%%

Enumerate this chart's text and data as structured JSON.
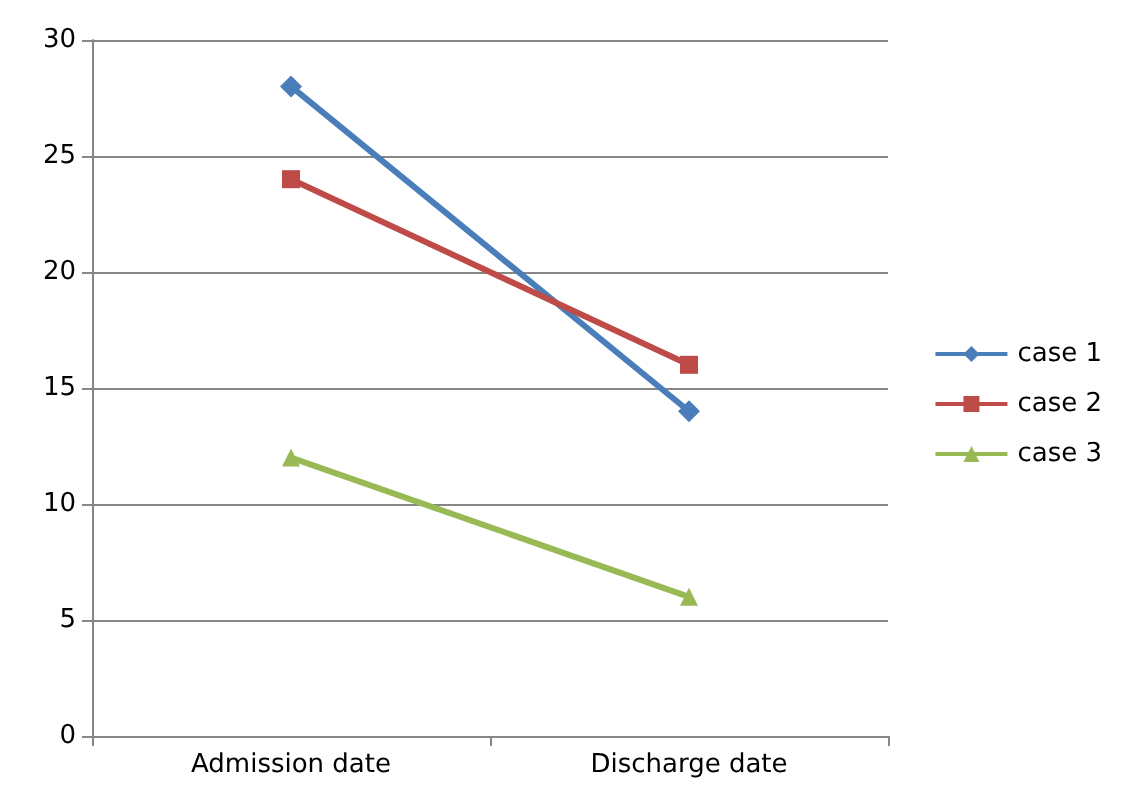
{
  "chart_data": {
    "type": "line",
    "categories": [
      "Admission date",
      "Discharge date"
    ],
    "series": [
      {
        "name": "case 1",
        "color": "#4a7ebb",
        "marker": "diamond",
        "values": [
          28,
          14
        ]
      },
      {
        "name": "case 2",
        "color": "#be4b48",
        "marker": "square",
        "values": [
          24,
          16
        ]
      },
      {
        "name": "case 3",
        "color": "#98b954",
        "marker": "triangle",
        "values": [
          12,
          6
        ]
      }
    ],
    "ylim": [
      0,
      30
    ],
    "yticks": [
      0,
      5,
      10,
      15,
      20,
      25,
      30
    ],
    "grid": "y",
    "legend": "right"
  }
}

%%

**Your goal**
Retype the data above exactly; pictures are not part of the copy.

**The result**
Enumerate this chart's text and data as structured JSON.
{
  "chart_data": {
    "type": "line",
    "categories": [
      "Admission date",
      "Discharge date"
    ],
    "series": [
      {
        "name": "case 1",
        "color": "#4a7ebb",
        "marker": "diamond",
        "values": [
          28,
          14
        ]
      },
      {
        "name": "case 2",
        "color": "#be4b48",
        "marker": "square",
        "values": [
          24,
          16
        ]
      },
      {
        "name": "case 3",
        "color": "#98b954",
        "marker": "triangle",
        "values": [
          12,
          6
        ]
      }
    ],
    "ylim": [
      0,
      30
    ],
    "yticks": [
      0,
      5,
      10,
      15,
      20,
      25,
      30
    ],
    "grid": "y",
    "legend": "right"
  }
}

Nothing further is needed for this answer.